Every line with the string "screenshot" should be gathered.

▶ **Saved data entries**
======

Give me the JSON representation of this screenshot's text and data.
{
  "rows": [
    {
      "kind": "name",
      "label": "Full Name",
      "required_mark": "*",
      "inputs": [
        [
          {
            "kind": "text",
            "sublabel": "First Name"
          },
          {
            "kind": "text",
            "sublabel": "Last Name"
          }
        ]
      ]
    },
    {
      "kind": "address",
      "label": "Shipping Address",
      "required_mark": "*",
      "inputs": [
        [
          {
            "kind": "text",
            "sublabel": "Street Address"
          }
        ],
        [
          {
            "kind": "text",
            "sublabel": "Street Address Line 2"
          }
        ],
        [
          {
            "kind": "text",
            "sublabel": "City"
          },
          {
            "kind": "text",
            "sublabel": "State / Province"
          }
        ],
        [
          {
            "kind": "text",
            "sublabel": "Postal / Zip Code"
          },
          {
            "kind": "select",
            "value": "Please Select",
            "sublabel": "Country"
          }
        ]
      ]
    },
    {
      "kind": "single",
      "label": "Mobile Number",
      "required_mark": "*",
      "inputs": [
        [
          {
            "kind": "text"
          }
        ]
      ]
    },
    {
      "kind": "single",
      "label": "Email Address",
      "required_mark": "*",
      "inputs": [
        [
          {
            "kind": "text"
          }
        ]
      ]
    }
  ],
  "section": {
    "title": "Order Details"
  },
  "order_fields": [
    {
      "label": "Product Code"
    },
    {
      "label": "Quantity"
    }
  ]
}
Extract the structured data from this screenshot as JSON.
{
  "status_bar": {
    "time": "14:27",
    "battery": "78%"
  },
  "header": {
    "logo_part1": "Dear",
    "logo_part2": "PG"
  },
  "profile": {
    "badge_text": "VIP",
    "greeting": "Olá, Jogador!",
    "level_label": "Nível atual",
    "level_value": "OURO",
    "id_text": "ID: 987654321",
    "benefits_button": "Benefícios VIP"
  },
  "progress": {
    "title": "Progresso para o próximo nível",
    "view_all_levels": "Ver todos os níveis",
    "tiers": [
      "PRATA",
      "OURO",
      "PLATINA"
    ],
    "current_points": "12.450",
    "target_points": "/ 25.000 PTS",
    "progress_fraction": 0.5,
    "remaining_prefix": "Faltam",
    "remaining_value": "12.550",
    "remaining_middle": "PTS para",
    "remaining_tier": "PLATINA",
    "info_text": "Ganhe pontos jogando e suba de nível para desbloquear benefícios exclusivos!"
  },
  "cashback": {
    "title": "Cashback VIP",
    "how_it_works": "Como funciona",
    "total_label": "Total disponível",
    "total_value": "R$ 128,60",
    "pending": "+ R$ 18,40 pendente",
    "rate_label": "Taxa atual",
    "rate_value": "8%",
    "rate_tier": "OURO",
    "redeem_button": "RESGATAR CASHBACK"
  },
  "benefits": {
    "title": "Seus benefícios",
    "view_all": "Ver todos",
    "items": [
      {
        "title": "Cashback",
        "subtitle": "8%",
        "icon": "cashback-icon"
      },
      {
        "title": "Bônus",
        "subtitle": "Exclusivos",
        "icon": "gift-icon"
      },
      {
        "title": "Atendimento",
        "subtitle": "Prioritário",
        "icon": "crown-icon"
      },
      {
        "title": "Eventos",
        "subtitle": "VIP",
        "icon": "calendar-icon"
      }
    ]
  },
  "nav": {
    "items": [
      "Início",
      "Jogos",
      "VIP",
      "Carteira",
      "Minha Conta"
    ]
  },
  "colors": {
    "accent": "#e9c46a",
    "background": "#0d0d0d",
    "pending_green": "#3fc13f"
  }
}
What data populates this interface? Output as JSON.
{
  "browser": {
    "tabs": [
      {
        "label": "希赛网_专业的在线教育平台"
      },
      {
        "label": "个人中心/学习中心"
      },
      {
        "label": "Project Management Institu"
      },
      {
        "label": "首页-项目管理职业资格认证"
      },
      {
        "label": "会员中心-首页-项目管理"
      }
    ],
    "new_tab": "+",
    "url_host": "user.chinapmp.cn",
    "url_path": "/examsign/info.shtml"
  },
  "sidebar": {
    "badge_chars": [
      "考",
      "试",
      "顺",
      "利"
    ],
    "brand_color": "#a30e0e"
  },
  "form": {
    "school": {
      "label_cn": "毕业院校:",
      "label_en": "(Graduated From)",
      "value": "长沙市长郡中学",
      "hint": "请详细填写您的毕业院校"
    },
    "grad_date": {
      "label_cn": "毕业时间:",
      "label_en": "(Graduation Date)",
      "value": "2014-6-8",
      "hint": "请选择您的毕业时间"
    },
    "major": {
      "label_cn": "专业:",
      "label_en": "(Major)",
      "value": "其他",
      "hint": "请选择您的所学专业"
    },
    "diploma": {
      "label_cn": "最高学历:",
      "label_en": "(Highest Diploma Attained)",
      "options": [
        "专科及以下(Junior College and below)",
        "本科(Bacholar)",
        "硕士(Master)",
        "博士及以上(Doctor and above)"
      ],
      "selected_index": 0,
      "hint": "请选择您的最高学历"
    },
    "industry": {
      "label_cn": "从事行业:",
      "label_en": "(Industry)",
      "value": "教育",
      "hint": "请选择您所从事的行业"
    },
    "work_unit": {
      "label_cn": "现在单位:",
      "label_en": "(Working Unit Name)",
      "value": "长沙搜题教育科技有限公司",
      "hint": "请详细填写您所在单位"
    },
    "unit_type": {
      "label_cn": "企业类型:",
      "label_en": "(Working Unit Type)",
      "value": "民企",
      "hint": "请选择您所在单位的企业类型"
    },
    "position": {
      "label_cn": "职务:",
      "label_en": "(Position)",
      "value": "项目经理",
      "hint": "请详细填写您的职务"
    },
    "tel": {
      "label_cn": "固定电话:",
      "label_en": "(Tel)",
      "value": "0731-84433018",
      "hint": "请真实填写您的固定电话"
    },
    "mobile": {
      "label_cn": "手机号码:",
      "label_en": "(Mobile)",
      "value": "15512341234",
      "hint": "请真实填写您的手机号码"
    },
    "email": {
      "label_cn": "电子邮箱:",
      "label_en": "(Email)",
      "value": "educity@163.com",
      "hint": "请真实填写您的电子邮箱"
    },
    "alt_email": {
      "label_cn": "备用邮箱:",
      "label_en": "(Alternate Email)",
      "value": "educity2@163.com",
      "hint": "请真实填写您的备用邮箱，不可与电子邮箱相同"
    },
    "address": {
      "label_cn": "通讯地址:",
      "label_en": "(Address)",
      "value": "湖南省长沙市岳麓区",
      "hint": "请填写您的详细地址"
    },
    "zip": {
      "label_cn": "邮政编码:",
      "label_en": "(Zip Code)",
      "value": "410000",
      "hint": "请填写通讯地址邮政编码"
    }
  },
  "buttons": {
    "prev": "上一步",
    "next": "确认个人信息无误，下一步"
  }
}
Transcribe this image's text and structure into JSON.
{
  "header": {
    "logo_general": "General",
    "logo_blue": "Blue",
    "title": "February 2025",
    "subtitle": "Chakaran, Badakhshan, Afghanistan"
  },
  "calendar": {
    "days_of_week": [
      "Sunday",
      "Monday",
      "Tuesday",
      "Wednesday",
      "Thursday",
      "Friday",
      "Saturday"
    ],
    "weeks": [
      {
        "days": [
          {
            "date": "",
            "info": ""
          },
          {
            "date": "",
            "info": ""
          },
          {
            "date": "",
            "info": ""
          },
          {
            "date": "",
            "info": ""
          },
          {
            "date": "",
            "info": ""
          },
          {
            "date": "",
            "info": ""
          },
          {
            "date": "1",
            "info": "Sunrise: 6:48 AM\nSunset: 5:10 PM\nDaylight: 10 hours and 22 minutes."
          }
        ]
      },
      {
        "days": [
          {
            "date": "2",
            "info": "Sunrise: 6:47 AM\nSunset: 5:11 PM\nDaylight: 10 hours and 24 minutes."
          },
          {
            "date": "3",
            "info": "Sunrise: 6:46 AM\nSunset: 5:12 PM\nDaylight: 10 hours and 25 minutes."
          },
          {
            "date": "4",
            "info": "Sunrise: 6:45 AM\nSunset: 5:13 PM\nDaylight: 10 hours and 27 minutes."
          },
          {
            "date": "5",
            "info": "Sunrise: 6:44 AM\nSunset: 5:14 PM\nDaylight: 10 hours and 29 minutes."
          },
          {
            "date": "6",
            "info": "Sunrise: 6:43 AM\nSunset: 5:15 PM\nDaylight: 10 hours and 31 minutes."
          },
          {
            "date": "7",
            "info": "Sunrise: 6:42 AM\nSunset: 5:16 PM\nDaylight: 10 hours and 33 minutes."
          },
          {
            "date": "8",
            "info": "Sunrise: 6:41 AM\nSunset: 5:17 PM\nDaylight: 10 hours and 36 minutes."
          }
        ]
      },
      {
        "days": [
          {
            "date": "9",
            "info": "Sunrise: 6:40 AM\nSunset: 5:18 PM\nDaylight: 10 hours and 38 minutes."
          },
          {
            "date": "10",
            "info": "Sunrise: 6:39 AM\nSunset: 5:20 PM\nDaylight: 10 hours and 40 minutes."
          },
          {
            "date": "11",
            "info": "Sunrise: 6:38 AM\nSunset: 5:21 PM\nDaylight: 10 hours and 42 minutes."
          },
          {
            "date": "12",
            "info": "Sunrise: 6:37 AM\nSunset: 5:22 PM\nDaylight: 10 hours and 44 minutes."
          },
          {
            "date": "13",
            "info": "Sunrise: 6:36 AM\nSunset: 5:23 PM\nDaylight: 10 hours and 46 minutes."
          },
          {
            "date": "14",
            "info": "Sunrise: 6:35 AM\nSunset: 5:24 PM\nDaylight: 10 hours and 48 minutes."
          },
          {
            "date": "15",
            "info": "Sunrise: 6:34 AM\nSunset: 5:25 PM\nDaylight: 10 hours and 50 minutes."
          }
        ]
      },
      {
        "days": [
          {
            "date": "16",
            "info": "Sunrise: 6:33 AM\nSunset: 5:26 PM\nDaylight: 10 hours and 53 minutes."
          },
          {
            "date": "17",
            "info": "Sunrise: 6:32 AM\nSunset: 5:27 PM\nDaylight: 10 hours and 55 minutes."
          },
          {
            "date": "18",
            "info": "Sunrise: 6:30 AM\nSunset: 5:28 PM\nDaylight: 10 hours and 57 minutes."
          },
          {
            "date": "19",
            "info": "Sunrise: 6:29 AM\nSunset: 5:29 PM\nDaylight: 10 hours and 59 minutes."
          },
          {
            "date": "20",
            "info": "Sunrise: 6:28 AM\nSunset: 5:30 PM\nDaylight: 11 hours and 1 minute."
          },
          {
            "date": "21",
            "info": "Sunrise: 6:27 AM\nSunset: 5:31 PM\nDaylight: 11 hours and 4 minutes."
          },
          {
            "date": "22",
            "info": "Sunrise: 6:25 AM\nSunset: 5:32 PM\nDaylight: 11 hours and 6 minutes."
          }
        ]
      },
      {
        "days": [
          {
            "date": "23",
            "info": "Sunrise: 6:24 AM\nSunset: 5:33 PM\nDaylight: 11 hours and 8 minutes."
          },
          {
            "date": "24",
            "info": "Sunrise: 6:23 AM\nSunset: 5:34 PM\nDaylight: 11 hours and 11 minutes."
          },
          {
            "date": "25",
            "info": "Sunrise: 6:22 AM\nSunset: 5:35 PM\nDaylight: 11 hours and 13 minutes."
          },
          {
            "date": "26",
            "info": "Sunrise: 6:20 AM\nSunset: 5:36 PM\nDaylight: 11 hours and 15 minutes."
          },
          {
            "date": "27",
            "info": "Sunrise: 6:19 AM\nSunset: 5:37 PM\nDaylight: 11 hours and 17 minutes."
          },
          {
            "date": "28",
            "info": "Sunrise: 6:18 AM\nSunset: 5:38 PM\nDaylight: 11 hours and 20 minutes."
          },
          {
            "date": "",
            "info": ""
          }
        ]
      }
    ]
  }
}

======

▶ **ANSWER**
Give me the JSON representation of this screenshot's text and data.
Extract the structured data from this screenshot as JSON.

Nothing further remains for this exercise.